__Exercise details__
Without the pictures, can you quote each line below exactly?

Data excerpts

------------------------------------------------

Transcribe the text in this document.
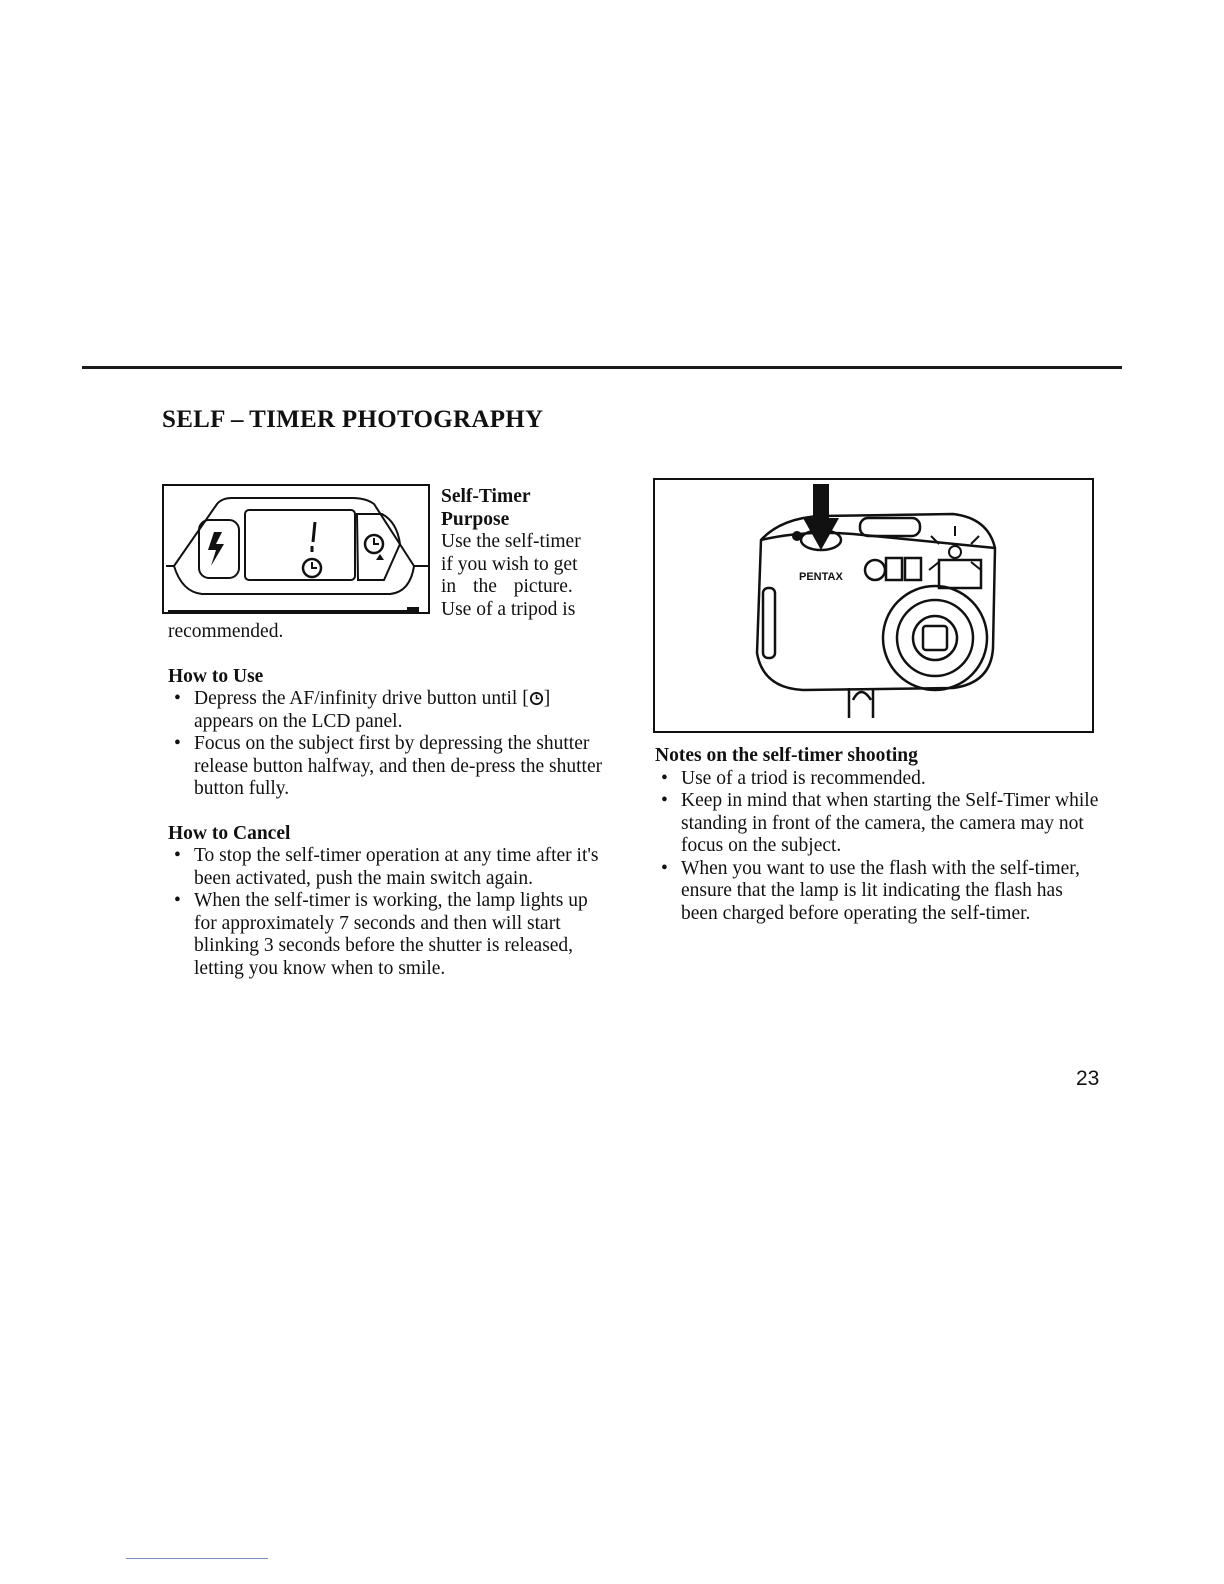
SELF – TIMER PHOTOGRAPHY

Self-Timer

Purpose

Use the self-timer

if you wish to get

in the picture.

Use of a tripod is

recommended.

How to Use

• Depress the AF/infinity drive button until [ ] appears on the LCD panel.
• Focus on the subject first by depressing the shutter release button halfway, and then de-press the shutter button fully.

How to Cancel

• To stop the self-timer operation at any time after it's been activated, push the main switch again.
• When the self-timer is working, the lamp lights up for approximately 7 seconds and then will start blinking 3 seconds before the shutter is released, letting you know when to smile.
PENTAX

Notes on the self-timer shooting

• Use of a triod is recommended.
• Keep in mind that when starting the Self-Timer while standing in front of the camera, the camera may not focus on the subject.
• When you want to use the flash with the self-timer, ensure that the lamp is lit indicating the flash has been charged before operating the self-timer.
23
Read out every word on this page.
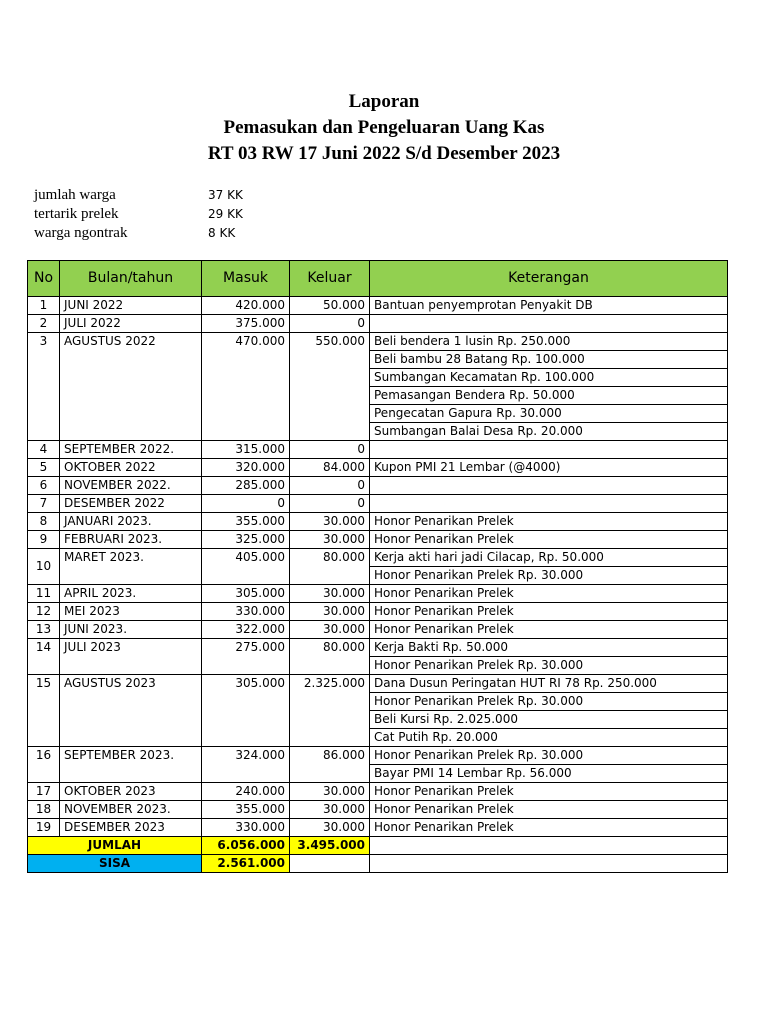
Laporan
Pemasukan dan Pengeluaran Uang Kas
RT 03 RW 17 Juni 2022 S/d Desember 2023
jumlah warga	37 KK
tertarik prelek	29 KK
warga ngontrak	8 KK
No	Bulan/tahun	Masuk	Keluar	Keterangan
1	JUNI 2022	420.000	50.000	Bantuan penyemprotan Penyakit DB
2	JULI 2022	375.000	0	
3	AGUSTUS 2022	470.000	550.000	Beli bendera 1 lusin Rp. 250.000
				Beli bambu 28 Batang Rp. 100.000
				Sumbangan Kecamatan Rp. 100.000
				Pemasangan Bendera Rp. 50.000
				Pengecatan Gapura Rp. 30.000
				Sumbangan Balai Desa Rp. 20.000
4	SEPTEMBER 2022.	315.000	0	
5	OKTOBER 2022	320.000	84.000	Kupon PMI 21 Lembar (@4000)
6	NOVEMBER 2022.	285.000	0	
7	DESEMBER 2022	0	0	
8	JANUARI 2023.	355.000	30.000	Honor Penarikan Prelek
9	FEBRUARI 2023.	325.000	30.000	Honor Penarikan Prelek
10	MARET 2023.	405.000	80.000	Kerja akti hari jadi Cilacap, Rp. 50.000
				Honor Penarikan Prelek Rp. 30.000
11	APRIL 2023.	305.000	30.000	Honor Penarikan Prelek
12	MEI 2023	330.000	30.000	Honor Penarikan Prelek
13	JUNI 2023.	322.000	30.000	Honor Penarikan Prelek
14	JULI 2023	275.000	80.000	Kerja Bakti Rp. 50.000
				Honor Penarikan Prelek Rp. 30.000
15	AGUSTUS 2023	305.000	2.325.000	Dana Dusun Peringatan HUT RI 78 Rp. 250.000
				Honor Penarikan Prelek Rp. 30.000
				Beli Kursi Rp. 2.025.000
				Cat Putih Rp. 20.000
16	SEPTEMBER 2023.	324.000	86.000	Honor Penarikan Prelek Rp. 30.000
				Bayar PMI 14 Lembar Rp. 56.000
17	OKTOBER 2023	240.000	30.000	Honor Penarikan Prelek
18	NOVEMBER 2023.	355.000	30.000	Honor Penarikan Prelek
19	DESEMBER 2023	330.000	30.000	Honor Penarikan Prelek
JUMLAH		6.056.000	3.495.000	
SISA		2.561.000		
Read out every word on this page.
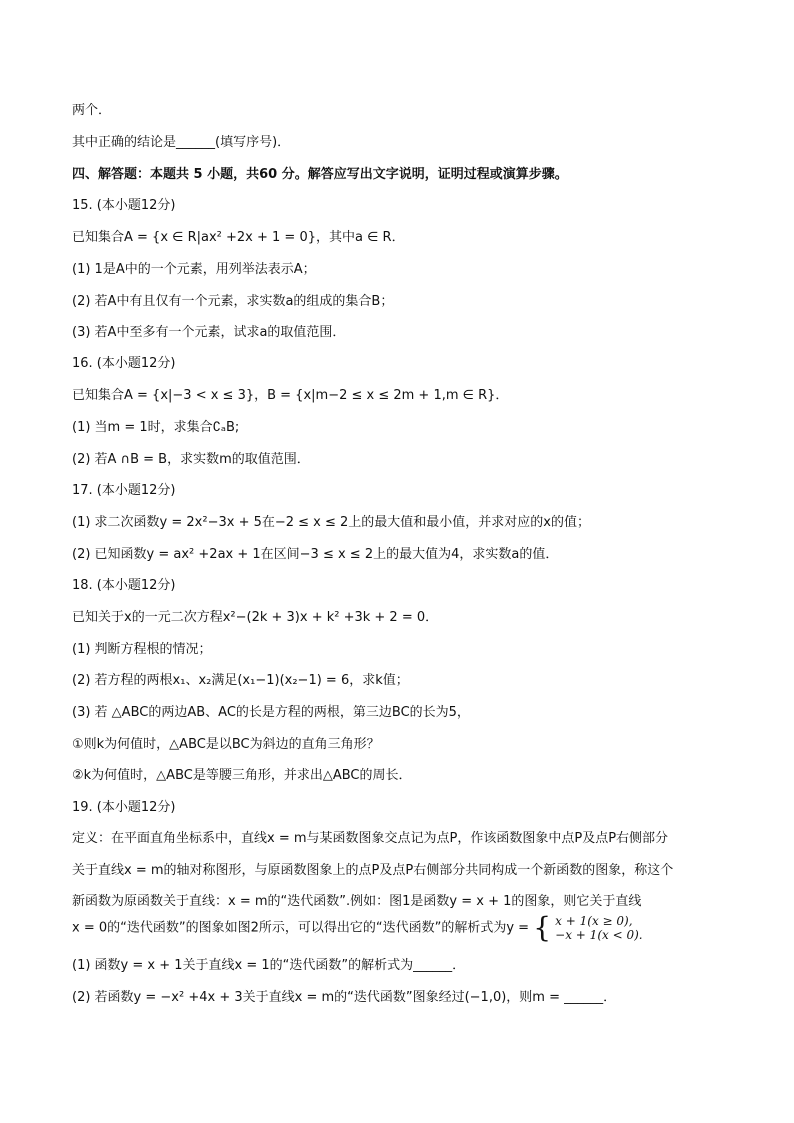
两个．
其中正确的结论是______(填写序号)．
四、解答题：本题共 5 小题，共60 分。解答应写出文字说明，证明过程或演算步骤。
15. (本小题12分)
已知集合A = {x ∈ R|ax² +2x + 1 = 0}，其中a ∈ R．
(1) 1是A中的一个元素，用列举法表示A；
(2) 若A中有且仅有一个元素，求实数a的组成的集合B；
(3) 若A中至多有一个元素，试求a的取值范围．
16. (本小题12分)
已知集合A = {x|−3 < x ≤ 3}，B = {x|m−2 ≤ x ≤ 2m + 1,m ∈ R}．
(1) 当m = 1时，求集合∁ₐB;
(2) 若A ∩B = B，求实数m的取值范围．
17. (本小题12分)
(1) 求二次函数y = 2x²−3x + 5在−2 ≤ x ≤ 2上的最大值和最小值，并求对应的x的值；
(2) 已知函数y = ax² +2ax + 1在区间−3 ≤ x ≤ 2上的最大值为4，求实数a的值．
18. (本小题12分)
已知关于x的一元二次方程x²−(2k + 3)x + k² +3k + 2 = 0．
(1) 判断方程根的情况；
(2) 若方程的两根x₁、x₂满足(x₁−1)(x₂−1) = 6，求k值；
(3) 若 △ABC的两边AB、AC的长是方程的两根，第三边BC的长为5，
①则k为何值时，△ABC是以BC为斜边的直角三角形？
②k为何值时，△ABC是等腰三角形，并求出△ABC的周长．
19. (本小题12分)
定义：在平面直角坐标系中，直线x = m与某函数图象交点记为点P，作该函数图象中点P及点P右侧部分
关于直线x = m的轴对称图形，与原函数图象上的点P及点P右侧部分共同构成一个新函数的图象，称这个
新函数为原函数关于直线：x = m的“迭代函数”.例如：图1是函数y = x + 1的图象，则它关于直线
x = 0的“迭代函数”的图象如图2所示，可以得出它的“迭代函数”的解析式为y = { x + 1(x ≥ 0),
−x + 1(x < 0).
(1) 函数y = x + 1关于直线x = 1的“迭代函数”的解析式为______．
(2) 若函数y = −x² +4x + 3关于直线x = m的“迭代函数”图象经过(−1,0)，则m = ______．
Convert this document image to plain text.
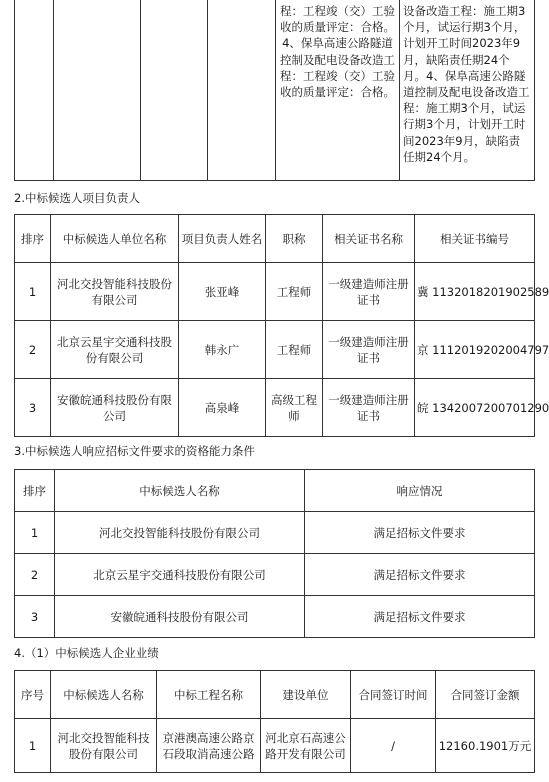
				程：工程竣（交）工验收的质量评定：合格。4、保阜高速公路隧道控制及配电设备改造工程：工程竣（交）工验收的质量评定：合格。	设备改造工程：施工期3个月，试运行期3个月，计划开工时间2023年9月，缺陷责任期24个月。4、保阜高速公路隧道控制及配电设备改造工程：施工期3个月，试运行期3个月，计划开工时间2023年9月，缺陷责任期24个月。
2.中标候选人项目负责人
排序	中标候选人单位名称	项目负责人姓名	职称	相关证书名称	相关证书编号
1	河北交投智能科技股份有限公司	张亚峰	工程师	一级建造师注册证书	冀 1132018201902589
2	北京云星宇交通科技股份有限公司	韩永广	工程师	一级建造师注册证书	京 1112019202004797
3	安徽皖通科技股份有限公司	高泉峰	高级工程师	一级建造师注册证书	皖 1342007200701290
3.中标候选人响应招标文件要求的资格能力条件
排序	中标候选人名称	响应情况
1	河北交投智能科技股份有限公司	满足招标文件要求
2	北京云星宇交通科技股份有限公司	满足招标文件要求
3	安徽皖通科技股份有限公司	满足招标文件要求
4.（1）中标候选人企业业绩
序号	中标候选人名称	中标工程名称	建设单位	合同签订时间	合同签订金额
1	河北交投智能科技股份有限公司	京港澳高速公路京石段取消高速公路	河北京石高速公路开发有限公司	/	12160.1901万元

------------------------------------------------

__Output of the task__
Transcribe the text in this document.
SELF – TIMER PHOTOGRAPHY

Self-Timer

Purpose

Use the self-timer

if you wish to get

in the picture.

Use of a tripod is

recommended.

How to Use

• Depress the AF/infinity drive button until [ ] appears on the LCD panel.
• Focus on the subject first by depressing the shutter release button halfway, and then de-press the shutter button fully.

How to Cancel

• To stop the self-timer operation at any time after it's been activated, push the main switch again.
• When the self-timer is working, the lamp lights up for approximately 7 seconds and then will start blinking 3 seconds before the shutter is released, letting you know when to smile.
PENTAX

Notes on the self-timer shooting

• Use of a triod is recommended.
• Keep in mind that when starting the Self-Timer while standing in front of the camera, the camera may not focus on the subject.
• When you want to use the flash with the self-timer, ensure that the lamp is lit indicating the flash has been charged before operating the self-timer.
23
Read out every word on this page.
Laporan
Pemasukan dan Pengeluaran Uang Kas
RT 03 RW 17 Juni 2022 S/d Desember 2023
jumlah warga	37 KK
tertarik prelek	29 KK
warga ngontrak	8 KK
No	Bulan/tahun	Masuk	Keluar	Keterangan
1	JUNI 2022	420.000	50.000	Bantuan penyemprotan Penyakit DB
2	JULI 2022	375.000	0	
3	AGUSTUS 2022	470.000	550.000	Beli bendera 1 lusin Rp. 250.000
				Beli bambu 28 Batang Rp. 100.000
				Sumbangan Kecamatan Rp. 100.000
				Pemasangan Bendera Rp. 50.000
				Pengecatan Gapura Rp. 30.000
				Sumbangan Balai Desa Rp. 20.000
4	SEPTEMBER 2022.	315.000	0	
5	OKTOBER 2022	320.000	84.000	Kupon PMI 21 Lembar (@4000)
6	NOVEMBER 2022.	285.000	0	
7	DESEMBER 2022	0	0	
8	JANUARI 2023.	355.000	30.000	Honor Penarikan Prelek
9	FEBRUARI 2023.	325.000	30.000	Honor Penarikan Prelek
10	MARET 2023.	405.000	80.000	Kerja akti hari jadi Cilacap, Rp. 50.000
				Honor Penarikan Prelek Rp. 30.000
11	APRIL 2023.	305.000	30.000	Honor Penarikan Prelek
12	MEI 2023	330.000	30.000	Honor Penarikan Prelek
13	JUNI 2023.	322.000	30.000	Honor Penarikan Prelek
14	JULI 2023	275.000	80.000	Kerja Bakti Rp. 50.000
				Honor Penarikan Prelek Rp. 30.000
15	AGUSTUS 2023	305.000	2.325.000	Dana Dusun Peringatan HUT RI 78 Rp. 250.000
				Honor Penarikan Prelek Rp. 30.000
				Beli Kursi Rp. 2.025.000
				Cat Putih Rp. 20.000
16	SEPTEMBER 2023.	324.000	86.000	Honor Penarikan Prelek Rp. 30.000
				Bayar PMI 14 Lembar Rp. 56.000
17	OKTOBER 2023	240.000	30.000	Honor Penarikan Prelek
18	NOVEMBER 2023.	355.000	30.000	Honor Penarikan Prelek
19	DESEMBER 2023	330.000	30.000	Honor Penarikan Prelek
JUMLAH		6.056.000	3.495.000	
SISA		2.561.000		
Read out every word on this page.
两个．
其中正确的结论是______(填写序号)．
四、解答题：本题共 5 小题，共60 分。解答应写出文字说明，证明过程或演算步骤。
15. (本小题12分)
已知集合A = {x ∈ R|ax² +2x + 1 = 0}，其中a ∈ R．
(1) 1是A中的一个元素，用列举法表示A；
(2) 若A中有且仅有一个元素，求实数a的组成的集合B；
(3) 若A中至多有一个元素，试求a的取值范围．
16. (本小题12分)
已知集合A = {x|−3 < x ≤ 3}，B = {x|m−2 ≤ x ≤ 2m + 1,m ∈ R}．
(1) 当m = 1时，求集合∁ₐB;
(2) 若A ∩B = B，求实数m的取值范围．
17. (本小题12分)
(1) 求二次函数y = 2x²−3x + 5在−2 ≤ x ≤ 2上的最大值和最小值，并求对应的x的值；
(2) 已知函数y = ax² +2ax + 1在区间−3 ≤ x ≤ 2上的最大值为4，求实数a的值．
18. (本小题12分)
已知关于x的一元二次方程x²−(2k + 3)x + k² +3k + 2 = 0．
(1) 判断方程根的情况；
(2) 若方程的两根x₁、x₂满足(x₁−1)(x₂−1) = 6，求k值；
(3) 若 △ABC的两边AB、AC的长是方程的两根，第三边BC的长为5，
①则k为何值时，△ABC是以BC为斜边的直角三角形？
②k为何值时，△ABC是等腰三角形，并求出△ABC的周长．
19. (本小题12分)
定义：在平面直角坐标系中，直线x = m与某函数图象交点记为点P，作该函数图象中点P及点P右侧部分
关于直线x = m的轴对称图形，与原函数图象上的点P及点P右侧部分共同构成一个新函数的图象，称这个
新函数为原函数关于直线：x = m的“迭代函数”.例如：图1是函数y = x + 1的图象，则它关于直线
x = 0的“迭代函数”的图象如图2所示，可以得出它的“迭代函数”的解析式为y = { x + 1(x ≥ 0),
−x + 1(x < 0).
(1) 函数y = x + 1关于直线x = 1的“迭代函数”的解析式为______．
(2) 若函数y = −x² +4x + 3关于直线x = m的“迭代函数”图象经过(−1,0)，则m = ______．
Convert this document image to plain text.
				程：工程竣（交）工验收的质量评定：合格。4、保阜高速公路隧道控制及配电设备改造工程：工程竣（交）工验收的质量评定：合格。	设备改造工程：施工期3个月，试运行期3个月，计划开工时间2023年9月，缺陷责任期24个月。4、保阜高速公路隧道控制及配电设备改造工程：施工期3个月，试运行期3个月，计划开工时间2023年9月，缺陷责任期24个月。
2.中标候选人项目负责人
排序	中标候选人单位名称	项目负责人姓名	职称	相关证书名称	相关证书编号
1	河北交投智能科技股份有限公司	张亚峰	工程师	一级建造师注册证书	冀 1132018201902589
2	北京云星宇交通科技股份有限公司	韩永广	工程师	一级建造师注册证书	京 1112019202004797
3	安徽皖通科技股份有限公司	高泉峰	高级工程师	一级建造师注册证书	皖 1342007200701290
3.中标候选人响应招标文件要求的资格能力条件
排序	中标候选人名称	响应情况
1	河北交投智能科技股份有限公司	满足招标文件要求
2	北京云星宇交通科技股份有限公司	满足招标文件要求
3	安徽皖通科技股份有限公司	满足招标文件要求
4.（1）中标候选人企业业绩
序号	中标候选人名称	中标工程名称	建设单位	合同签订时间	合同签订金额
1	河北交投智能科技股份有限公司	京港澳高速公路京石段取消高速公路	河北京石高速公路开发有限公司	/	12160.1901万元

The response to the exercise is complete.